> [WORK TO COMPLETE]
Records follow. Select each line holding "ihres".

> [ENTRIES SUPPLIED]
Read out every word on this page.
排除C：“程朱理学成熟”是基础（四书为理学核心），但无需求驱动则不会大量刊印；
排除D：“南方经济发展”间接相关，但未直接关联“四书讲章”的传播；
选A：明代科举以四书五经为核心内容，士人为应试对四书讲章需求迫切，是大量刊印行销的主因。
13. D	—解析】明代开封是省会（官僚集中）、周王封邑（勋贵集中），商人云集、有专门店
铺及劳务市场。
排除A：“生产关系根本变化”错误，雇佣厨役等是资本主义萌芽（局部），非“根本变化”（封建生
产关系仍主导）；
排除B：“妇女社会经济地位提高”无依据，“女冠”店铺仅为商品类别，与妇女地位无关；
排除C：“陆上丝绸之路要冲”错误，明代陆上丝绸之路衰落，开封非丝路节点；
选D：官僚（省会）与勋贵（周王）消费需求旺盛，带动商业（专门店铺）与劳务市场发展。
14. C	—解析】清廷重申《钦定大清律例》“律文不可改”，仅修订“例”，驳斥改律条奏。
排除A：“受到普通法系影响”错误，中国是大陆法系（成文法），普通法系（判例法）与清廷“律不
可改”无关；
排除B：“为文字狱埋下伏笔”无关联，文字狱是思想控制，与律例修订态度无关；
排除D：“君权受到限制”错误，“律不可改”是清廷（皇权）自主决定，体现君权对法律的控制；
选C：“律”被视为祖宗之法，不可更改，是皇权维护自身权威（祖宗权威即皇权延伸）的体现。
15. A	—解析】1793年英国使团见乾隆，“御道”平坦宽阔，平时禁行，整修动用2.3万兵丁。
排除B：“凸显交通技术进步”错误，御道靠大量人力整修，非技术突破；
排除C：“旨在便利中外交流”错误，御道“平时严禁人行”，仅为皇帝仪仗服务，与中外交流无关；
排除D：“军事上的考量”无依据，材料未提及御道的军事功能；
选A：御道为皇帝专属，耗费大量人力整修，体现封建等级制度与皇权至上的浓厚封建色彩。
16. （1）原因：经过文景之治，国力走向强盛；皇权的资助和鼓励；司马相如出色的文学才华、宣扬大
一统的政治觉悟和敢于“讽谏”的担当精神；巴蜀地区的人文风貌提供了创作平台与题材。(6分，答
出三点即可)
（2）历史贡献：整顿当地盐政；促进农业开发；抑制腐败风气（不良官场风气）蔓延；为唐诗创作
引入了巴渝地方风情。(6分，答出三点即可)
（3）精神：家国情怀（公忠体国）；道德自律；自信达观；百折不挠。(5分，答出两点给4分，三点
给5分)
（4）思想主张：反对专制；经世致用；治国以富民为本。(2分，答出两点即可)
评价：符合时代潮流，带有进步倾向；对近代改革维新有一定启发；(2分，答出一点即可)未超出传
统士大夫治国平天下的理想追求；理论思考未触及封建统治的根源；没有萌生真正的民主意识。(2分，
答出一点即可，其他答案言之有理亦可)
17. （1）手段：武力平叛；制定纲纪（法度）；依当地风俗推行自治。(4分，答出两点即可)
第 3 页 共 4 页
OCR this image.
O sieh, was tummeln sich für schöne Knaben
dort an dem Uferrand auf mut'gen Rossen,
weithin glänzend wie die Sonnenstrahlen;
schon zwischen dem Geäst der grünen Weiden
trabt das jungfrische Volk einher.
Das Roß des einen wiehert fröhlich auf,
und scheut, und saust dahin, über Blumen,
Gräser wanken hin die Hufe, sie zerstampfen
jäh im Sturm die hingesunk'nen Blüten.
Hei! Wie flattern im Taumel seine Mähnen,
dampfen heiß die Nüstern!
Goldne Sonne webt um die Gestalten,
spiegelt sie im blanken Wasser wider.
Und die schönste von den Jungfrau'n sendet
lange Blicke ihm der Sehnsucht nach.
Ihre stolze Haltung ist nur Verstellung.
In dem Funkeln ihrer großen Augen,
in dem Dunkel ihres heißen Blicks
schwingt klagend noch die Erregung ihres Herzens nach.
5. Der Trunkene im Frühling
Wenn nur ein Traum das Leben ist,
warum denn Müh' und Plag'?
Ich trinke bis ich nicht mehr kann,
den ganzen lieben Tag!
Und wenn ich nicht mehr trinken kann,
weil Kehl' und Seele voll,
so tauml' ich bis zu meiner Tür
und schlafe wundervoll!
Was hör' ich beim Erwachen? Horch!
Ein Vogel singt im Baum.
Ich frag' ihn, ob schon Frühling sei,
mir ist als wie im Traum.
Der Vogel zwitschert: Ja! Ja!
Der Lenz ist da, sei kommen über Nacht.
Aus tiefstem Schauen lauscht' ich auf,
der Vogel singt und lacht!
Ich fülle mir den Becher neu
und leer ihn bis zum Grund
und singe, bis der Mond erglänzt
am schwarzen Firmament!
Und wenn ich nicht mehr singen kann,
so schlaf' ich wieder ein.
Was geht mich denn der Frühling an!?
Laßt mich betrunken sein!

> [REPLY TO THE TASK]
in dem Dunkel ihres heißen Blicks
schwingt klagend noch die Erregung ihres Herzens nach.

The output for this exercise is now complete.